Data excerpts
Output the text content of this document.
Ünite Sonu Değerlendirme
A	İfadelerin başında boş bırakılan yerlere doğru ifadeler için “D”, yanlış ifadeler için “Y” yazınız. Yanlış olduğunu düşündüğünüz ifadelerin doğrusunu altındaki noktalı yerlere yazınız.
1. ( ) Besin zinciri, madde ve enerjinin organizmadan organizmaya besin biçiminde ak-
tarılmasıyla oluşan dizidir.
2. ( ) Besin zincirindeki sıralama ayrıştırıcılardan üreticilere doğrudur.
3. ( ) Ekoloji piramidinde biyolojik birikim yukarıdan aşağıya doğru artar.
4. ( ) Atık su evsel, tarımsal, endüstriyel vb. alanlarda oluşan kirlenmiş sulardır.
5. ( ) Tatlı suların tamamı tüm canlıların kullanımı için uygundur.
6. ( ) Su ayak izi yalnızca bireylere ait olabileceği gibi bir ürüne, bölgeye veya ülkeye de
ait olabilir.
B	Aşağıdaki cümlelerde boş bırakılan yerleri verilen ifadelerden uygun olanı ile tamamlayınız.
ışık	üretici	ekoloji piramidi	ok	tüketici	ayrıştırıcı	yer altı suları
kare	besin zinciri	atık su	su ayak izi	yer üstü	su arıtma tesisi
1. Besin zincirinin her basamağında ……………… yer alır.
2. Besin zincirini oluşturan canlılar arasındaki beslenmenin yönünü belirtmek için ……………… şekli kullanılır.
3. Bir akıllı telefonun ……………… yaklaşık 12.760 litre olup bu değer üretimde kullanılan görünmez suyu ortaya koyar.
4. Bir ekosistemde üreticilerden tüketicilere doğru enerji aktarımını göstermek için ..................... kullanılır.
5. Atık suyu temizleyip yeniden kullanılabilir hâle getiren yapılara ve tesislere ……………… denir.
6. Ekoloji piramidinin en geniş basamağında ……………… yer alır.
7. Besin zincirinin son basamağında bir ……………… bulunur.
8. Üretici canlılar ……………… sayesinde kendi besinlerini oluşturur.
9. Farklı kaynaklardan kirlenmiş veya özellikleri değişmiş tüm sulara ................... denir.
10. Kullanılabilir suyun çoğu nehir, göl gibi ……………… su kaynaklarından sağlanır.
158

## Exercise goal
State how many lines of the listing above include the word "oluşan". Give nothing but the number.

## Reply to the task
2